What the task asks: Your task is to print all of the material verbatim.

Record excerpts:
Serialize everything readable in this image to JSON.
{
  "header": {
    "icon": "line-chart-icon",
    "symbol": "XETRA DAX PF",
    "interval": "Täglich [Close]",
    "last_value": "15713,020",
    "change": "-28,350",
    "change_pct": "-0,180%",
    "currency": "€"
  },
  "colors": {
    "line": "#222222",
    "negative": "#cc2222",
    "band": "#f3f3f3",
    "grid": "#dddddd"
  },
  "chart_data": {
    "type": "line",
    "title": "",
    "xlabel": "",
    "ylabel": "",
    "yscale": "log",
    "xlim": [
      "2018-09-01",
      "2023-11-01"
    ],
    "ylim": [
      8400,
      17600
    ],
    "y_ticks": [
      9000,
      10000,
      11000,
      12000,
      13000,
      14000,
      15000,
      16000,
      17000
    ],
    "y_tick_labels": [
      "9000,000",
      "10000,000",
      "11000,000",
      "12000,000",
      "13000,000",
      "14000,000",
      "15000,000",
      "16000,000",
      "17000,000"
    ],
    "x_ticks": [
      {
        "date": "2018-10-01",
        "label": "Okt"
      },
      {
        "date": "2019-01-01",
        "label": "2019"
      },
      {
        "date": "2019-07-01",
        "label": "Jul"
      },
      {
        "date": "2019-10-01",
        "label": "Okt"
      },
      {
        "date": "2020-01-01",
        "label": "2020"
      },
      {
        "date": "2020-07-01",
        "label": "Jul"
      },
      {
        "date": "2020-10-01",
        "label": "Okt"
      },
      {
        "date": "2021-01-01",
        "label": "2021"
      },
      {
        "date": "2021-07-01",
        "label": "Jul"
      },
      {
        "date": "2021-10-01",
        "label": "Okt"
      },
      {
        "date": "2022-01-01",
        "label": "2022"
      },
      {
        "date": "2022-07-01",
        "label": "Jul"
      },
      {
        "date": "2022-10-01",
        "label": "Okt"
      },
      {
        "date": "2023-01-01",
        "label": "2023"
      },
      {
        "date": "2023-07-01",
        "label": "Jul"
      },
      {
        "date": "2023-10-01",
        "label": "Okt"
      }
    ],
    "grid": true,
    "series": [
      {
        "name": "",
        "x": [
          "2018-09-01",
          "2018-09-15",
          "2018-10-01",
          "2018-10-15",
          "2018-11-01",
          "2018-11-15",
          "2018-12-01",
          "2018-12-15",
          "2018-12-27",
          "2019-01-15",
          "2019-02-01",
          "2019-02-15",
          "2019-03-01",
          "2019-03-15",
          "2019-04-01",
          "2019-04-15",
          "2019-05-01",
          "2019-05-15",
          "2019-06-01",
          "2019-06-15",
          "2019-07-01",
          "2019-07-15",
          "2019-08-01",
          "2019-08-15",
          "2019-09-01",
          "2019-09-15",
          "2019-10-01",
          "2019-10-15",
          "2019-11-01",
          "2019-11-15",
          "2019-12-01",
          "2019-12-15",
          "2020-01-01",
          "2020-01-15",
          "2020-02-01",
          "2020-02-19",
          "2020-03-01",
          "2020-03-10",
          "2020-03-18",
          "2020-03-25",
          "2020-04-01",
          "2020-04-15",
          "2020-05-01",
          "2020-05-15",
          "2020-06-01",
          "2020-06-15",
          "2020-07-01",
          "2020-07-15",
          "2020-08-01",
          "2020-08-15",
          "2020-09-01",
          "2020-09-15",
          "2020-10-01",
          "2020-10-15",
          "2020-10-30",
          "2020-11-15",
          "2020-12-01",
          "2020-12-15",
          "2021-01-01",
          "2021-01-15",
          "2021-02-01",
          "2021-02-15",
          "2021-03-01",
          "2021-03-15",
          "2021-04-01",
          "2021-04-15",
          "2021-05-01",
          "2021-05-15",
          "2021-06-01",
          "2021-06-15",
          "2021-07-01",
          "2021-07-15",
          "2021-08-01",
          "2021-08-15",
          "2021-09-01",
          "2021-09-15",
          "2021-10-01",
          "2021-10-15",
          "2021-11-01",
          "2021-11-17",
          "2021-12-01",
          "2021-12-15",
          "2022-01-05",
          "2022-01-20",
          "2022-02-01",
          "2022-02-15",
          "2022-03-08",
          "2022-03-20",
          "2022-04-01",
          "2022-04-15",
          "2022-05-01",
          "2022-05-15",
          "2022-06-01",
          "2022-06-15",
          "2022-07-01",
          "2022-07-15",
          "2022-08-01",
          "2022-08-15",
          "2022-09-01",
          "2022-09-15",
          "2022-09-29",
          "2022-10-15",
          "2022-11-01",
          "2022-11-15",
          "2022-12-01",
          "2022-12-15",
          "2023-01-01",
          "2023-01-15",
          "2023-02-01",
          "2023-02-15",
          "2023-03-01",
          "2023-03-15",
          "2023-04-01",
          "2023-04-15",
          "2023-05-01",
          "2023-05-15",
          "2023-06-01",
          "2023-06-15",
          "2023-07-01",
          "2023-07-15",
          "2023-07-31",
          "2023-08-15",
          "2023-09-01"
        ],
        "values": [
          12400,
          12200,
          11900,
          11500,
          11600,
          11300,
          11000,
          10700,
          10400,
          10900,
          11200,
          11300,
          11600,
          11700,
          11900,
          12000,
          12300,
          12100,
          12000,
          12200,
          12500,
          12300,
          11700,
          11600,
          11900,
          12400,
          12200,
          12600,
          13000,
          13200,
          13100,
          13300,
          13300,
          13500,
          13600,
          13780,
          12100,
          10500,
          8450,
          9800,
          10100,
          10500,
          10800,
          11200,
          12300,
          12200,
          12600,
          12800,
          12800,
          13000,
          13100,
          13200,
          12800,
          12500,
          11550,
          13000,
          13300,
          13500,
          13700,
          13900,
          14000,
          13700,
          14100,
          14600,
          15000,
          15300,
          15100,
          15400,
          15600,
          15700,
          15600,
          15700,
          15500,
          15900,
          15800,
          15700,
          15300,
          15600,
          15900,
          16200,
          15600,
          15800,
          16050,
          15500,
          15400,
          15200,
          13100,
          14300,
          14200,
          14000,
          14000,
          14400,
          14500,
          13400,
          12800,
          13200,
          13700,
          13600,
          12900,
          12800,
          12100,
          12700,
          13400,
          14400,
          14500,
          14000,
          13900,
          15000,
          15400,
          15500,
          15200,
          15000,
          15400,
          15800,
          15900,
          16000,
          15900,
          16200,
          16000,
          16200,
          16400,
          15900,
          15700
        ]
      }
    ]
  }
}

Written answer:
Serialize everything readable in this image to JSON.
{
  "header": {
    "icon": "line-chart-icon",
    "symbol": "XETRA DAX PF",
    "interval": "Täglich [Close]",
    "last_value": "15713,020",
    "change": "-28,350",
    "change_pct": "-0,180%",
    "currency": "€"
  },
  "colors": {
    "line": "#222222",
    "negative": "#cc2222",
    "band": "#f3f3f3",
    "grid": "#dddddd"
  },
  "chart_data": {
    "type": "line",
    "title": "",
    "xlabel": "",
    "ylabel": "",
    "yscale": "log",
    "xlim": [
      "2018-09-01",
      "2023-11-01"
    ],
    "ylim": [
      8400,
      17600
    ],
    "y_ticks": [
      9000,
      10000,
      11000,
      12000,
      13000,
      14000,
      15000,
      16000,
      17000
    ],
    "y_tick_labels": [
      "9000,000",
      "10000,000",
      "11000,000",
      "12000,000",
      "13000,000",
      "14000,000",
      "15000,000",
      "16000,000",
      "17000,000"
    ],
    "x_ticks": [
      {
        "date": "2018-10-01",
        "label": "Okt"
      },
      {
        "date": "2019-01-01",
        "label": "2019"
      },
      {
        "date": "2019-07-01",
        "label": "Jul"
      },
      {
        "date": "2019-10-01",
        "label": "Okt"
      },
      {
        "date": "2020-01-01",
        "label": "2020"
      },
      {
        "date": "2020-07-01",
        "label": "Jul"
      },
      {
        "date": "2020-10-01",
        "label": "Okt"
      },
      {
        "date": "2021-01-01",
        "label": "2021"
      },
      {
        "date": "2021-07-01",
        "label": "Jul"
      },
      {
        "date": "2021-10-01",
        "label": "Okt"
      },
      {
        "date": "2022-01-01",
        "label": "2022"
      },
      {
        "date": "2022-07-01",
        "label": "Jul"
      },
      {
        "date": "2022-10-01",
        "label": "Okt"
      },
      {
        "date": "2023-01-01",
        "label": "2023"
      },
      {
        "date": "2023-07-01",
        "label": "Jul"
      },
      {
        "date": "2023-10-01",
        "label": "Okt"
      }
    ],
    "grid": true,
    "series": [
      {
        "name": "",
        "x": [
          "2018-09-01",
          "2018-09-15",
          "2018-10-01",
          "2018-10-15",
          "2018-11-01",
          "2018-11-15",
          "2018-12-01",
          "2018-12-15",
          "2018-12-27",
          "2019-01-15",
          "2019-02-01",
          "2019-02-15",
          "2019-03-01",
          "2019-03-15",
          "2019-04-01",
          "2019-04-15",
          "2019-05-01",
          "2019-05-15",
          "2019-06-01",
          "2019-06-15",
          "2019-07-01",
          "2019-07-15",
          "2019-08-01",
          "2019-08-15",
          "2019-09-01",
          "2019-09-15",
          "2019-10-01",
          "2019-10-15",
          "2019-11-01",
          "2019-11-15",
          "2019-12-01",
          "2019-12-15",
          "2020-01-01",
          "2020-01-15",
          "2020-02-01",
          "2020-02-19",
          "2020-03-01",
          "2020-03-10",
          "2020-03-18",
          "2020-03-25",
          "2020-04-01",
          "2020-04-15",
          "2020-05-01",
          "2020-05-15",
          "2020-06-01",
          "2020-06-15",
          "2020-07-01",
          "2020-07-15",
          "2020-08-01",
          "2020-08-15",
          "2020-09-01",
          "2020-09-15",
          "2020-10-01",
          "2020-10-15",
          "2020-10-30",
          "2020-11-15",
          "2020-12-01",
          "2020-12-15",
          "2021-01-01",
          "2021-01-15",
          "2021-02-01",
          "2021-02-15",
          "2021-03-01",
          "2021-03-15",
          "2021-04-01",
          "2021-04-15",
          "2021-05-01",
          "2021-05-15",
          "2021-06-01",
          "2021-06-15",
          "2021-07-01",
          "2021-07-15",
          "2021-08-01",
          "2021-08-15",
          "2021-09-01",
          "2021-09-15",
          "2021-10-01",
          "2021-10-15",
          "2021-11-01",
          "2021-11-17",
          "2021-12-01",
          "2021-12-15",
          "2022-01-05",
          "2022-01-20",
          "2022-02-01",
          "2022-02-15",
          "2022-03-08",
          "2022-03-20",
          "2022-04-01",
          "2022-04-15",
          "2022-05-01",
          "2022-05-15",
          "2022-06-01",
          "2022-06-15",
          "2022-07-01",
          "2022-07-15",
          "2022-08-01",
          "2022-08-15",
          "2022-09-01",
          "2022-09-15",
          "2022-09-29",
          "2022-10-15",
          "2022-11-01",
          "2022-11-15",
          "2022-12-01",
          "2022-12-15",
          "2023-01-01",
          "2023-01-15",
          "2023-02-01",
          "2023-02-15",
          "2023-03-01",
          "2023-03-15",
          "2023-04-01",
          "2023-04-15",
          "2023-05-01",
          "2023-05-15",
          "2023-06-01",
          "2023-06-15",
          "2023-07-01",
          "2023-07-15",
          "2023-07-31",
          "2023-08-15",
          "2023-09-01"
        ],
        "values": [
          12400,
          12200,
          11900,
          11500,
          11600,
          11300,
          11000,
          10700,
          10400,
          10900,
          11200,
          11300,
          11600,
          11700,
          11900,
          12000,
          12300,
          12100,
          12000,
          12200,
          12500,
          12300,
          11700,
          11600,
          11900,
          12400,
          12200,
          12600,
          13000,
          13200,
          13100,
          13300,
          13300,
          13500,
          13600,
          13780,
          12100,
          10500,
          8450,
          9800,
          10100,
          10500,
          10800,
          11200,
          12300,
          12200,
          12600,
          12800,
          12800,
          13000,
          13100,
          13200,
          12800,
          12500,
          11550,
          13000,
          13300,
          13500,
          13700,
          13900,
          14000,
          13700,
          14100,
          14600,
          15000,
          15300,
          15100,
          15400,
          15600,
          15700,
          15600,
          15700,
          15500,
          15900,
          15800,
          15700,
          15300,
          15600,
          15900,
          16200,
          15600,
          15800,
          16050,
          15500,
          15400,
          15200,
          13100,
          14300,
          14200,
          14000,
          14000,
          14400,
          14500,
          13400,
          12800,
          13200,
          13700,
          13600,
          12900,
          12800,
          12100,
          12700,
          13400,
          14400,
          14500,
          14000,
          13900,
          15000,
          15400,
          15500,
          15200,
          15000,
          15400,
          15800,
          15900,
          16000,
          15900,
          16200,
          16000,
          16200,
          16400,
          15900,
          15700
        ]
      }
    ]
  }
}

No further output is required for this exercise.